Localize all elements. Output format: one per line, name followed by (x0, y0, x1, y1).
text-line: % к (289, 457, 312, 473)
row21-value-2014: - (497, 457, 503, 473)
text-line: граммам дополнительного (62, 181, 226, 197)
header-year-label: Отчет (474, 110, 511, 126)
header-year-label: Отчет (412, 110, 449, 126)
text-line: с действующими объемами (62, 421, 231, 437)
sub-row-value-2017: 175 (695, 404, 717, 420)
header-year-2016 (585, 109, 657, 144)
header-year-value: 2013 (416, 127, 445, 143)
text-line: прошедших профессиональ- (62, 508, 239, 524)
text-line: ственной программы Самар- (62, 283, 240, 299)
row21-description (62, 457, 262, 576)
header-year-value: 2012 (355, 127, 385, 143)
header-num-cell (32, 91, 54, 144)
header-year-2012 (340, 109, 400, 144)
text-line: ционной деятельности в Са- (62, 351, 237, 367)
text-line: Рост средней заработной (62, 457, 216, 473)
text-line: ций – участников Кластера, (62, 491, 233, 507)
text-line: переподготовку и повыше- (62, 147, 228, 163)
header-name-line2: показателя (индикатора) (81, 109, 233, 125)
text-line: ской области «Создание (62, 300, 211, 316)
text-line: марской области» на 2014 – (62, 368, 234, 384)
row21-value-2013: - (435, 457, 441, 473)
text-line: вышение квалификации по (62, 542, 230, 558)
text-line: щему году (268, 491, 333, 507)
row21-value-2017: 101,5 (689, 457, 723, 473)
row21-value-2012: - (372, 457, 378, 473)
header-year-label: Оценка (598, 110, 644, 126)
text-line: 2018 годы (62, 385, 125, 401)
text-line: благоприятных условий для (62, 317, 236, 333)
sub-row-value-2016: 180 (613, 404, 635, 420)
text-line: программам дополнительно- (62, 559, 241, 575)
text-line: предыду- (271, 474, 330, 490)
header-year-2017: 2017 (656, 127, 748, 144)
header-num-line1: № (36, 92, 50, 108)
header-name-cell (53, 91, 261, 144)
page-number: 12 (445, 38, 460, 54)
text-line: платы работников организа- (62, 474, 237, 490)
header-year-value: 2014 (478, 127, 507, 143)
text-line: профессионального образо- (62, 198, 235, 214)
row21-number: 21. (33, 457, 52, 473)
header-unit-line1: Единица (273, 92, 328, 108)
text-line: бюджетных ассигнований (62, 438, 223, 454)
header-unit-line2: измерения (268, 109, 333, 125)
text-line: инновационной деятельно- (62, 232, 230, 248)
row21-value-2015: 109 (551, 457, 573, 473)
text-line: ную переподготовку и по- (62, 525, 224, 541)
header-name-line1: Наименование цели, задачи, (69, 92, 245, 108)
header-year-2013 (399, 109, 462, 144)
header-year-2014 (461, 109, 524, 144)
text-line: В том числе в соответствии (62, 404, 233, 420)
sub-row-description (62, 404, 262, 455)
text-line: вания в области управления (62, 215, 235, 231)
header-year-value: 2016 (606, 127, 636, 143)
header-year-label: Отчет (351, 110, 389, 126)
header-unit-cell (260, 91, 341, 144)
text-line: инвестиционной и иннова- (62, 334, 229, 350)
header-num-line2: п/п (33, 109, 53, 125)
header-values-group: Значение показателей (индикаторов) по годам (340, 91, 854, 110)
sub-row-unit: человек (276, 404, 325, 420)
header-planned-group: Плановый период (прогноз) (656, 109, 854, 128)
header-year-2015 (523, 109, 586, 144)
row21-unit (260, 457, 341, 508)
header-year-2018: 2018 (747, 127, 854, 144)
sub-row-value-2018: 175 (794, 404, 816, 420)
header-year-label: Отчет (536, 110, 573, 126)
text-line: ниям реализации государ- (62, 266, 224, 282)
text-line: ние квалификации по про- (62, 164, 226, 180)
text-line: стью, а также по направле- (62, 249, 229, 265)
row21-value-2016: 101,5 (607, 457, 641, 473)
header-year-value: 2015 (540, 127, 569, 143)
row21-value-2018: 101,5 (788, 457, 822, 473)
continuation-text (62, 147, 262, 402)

· · · · · · ·

- Problem requirements
Reproduce the material above line for line, keeping every character, number and line order unchanged.

- Task answer
Localize all elements. Output format: one per line, name followed by (x0, y0, x1, y1).
text-line: % к (289, 457, 312, 473)
row21-value-2014: - (497, 457, 503, 473)
text-line: граммам дополнительного (62, 181, 226, 197)
header-year-label: Отчет (474, 110, 511, 126)
header-year-label: Отчет (412, 110, 449, 126)
text-line: с действующими объемами (62, 421, 231, 437)
sub-row-value-2017: 175 (695, 404, 717, 420)
header-year-2016 (585, 109, 657, 144)
header-year-value: 2013 (416, 127, 445, 143)
text-line: прошедших профессиональ- (62, 508, 239, 524)
text-line: ственной программы Самар- (62, 283, 240, 299)
row21-description (62, 457, 262, 576)
header-year-value: 2012 (355, 127, 385, 143)
header-num-cell (32, 91, 54, 144)
header-year-2012 (340, 109, 400, 144)
text-line: ционной деятельности в Са- (62, 351, 237, 367)
text-line: Рост средней заработной (62, 457, 216, 473)
text-line: ций – участников Кластера, (62, 491, 233, 507)
text-line: переподготовку и повыше- (62, 147, 228, 163)
header-name-line2: показателя (индикатора) (81, 109, 233, 125)
text-line: ской области «Создание (62, 300, 211, 316)
text-line: марской области» на 2014 – (62, 368, 234, 384)
row21-value-2013: - (435, 457, 441, 473)
text-line: вышение квалификации по (62, 542, 230, 558)
text-line: щему году (268, 491, 333, 507)
row21-value-2017: 101,5 (689, 457, 723, 473)
row21-value-2012: - (372, 457, 378, 473)
header-year-label: Оценка (598, 110, 644, 126)
text-line: 2018 годы (62, 385, 125, 401)
text-line: благоприятных условий для (62, 317, 236, 333)
sub-row-value-2016: 180 (613, 404, 635, 420)
text-line: программам дополнительно- (62, 559, 241, 575)
text-line: предыду- (271, 474, 330, 490)
header-year-2017: 2017 (656, 127, 748, 144)
header-num-line1: № (36, 92, 50, 108)
header-name-cell (53, 91, 261, 144)
page-number: 12 (445, 38, 460, 54)
text-line: платы работников организа- (62, 474, 237, 490)
header-year-value: 2014 (478, 127, 507, 143)
text-line: профессионального образо- (62, 198, 235, 214)
row21-number: 21. (33, 457, 52, 473)
header-unit-line1: Единица (273, 92, 328, 108)
text-line: бюджетных ассигнований (62, 438, 223, 454)
header-unit-line2: измерения (268, 109, 333, 125)
text-line: инновационной деятельно- (62, 232, 230, 248)
row21-value-2015: 109 (551, 457, 573, 473)
text-line: ную переподготовку и по- (62, 525, 224, 541)
header-name-line1: Наименование цели, задачи, (69, 92, 245, 108)
header-year-2013 (399, 109, 462, 144)
header-year-2014 (461, 109, 524, 144)
text-line: В том числе в соответствии (62, 404, 233, 420)
sub-row-description (62, 404, 262, 455)
text-line: вания в области управления (62, 215, 235, 231)
header-year-value: 2016 (606, 127, 636, 143)
header-year-label: Отчет (351, 110, 389, 126)
header-unit-cell (260, 91, 341, 144)
text-line: инвестиционной и иннова- (62, 334, 229, 350)
header-num-line2: п/п (33, 109, 53, 125)
header-values-group: Значение показателей (индикаторов) по годам (340, 91, 854, 110)
sub-row-unit: человек (276, 404, 325, 420)
header-planned-group: Плановый период (прогноз) (656, 109, 854, 128)
header-year-2015 (523, 109, 586, 144)
row21-unit (260, 457, 341, 508)
header-year-2018: 2018 (747, 127, 854, 144)
sub-row-value-2018: 175 (794, 404, 816, 420)
header-year-label: Отчет (536, 110, 573, 126)
text-line: ниям реализации государ- (62, 266, 224, 282)
text-line: ние квалификации по про- (62, 164, 226, 180)
text-line: стью, а также по направле- (62, 249, 229, 265)
row21-value-2016: 101,5 (607, 457, 641, 473)
header-year-value: 2015 (540, 127, 569, 143)
row21-value-2018: 101,5 (788, 457, 822, 473)
continuation-text (62, 147, 262, 402)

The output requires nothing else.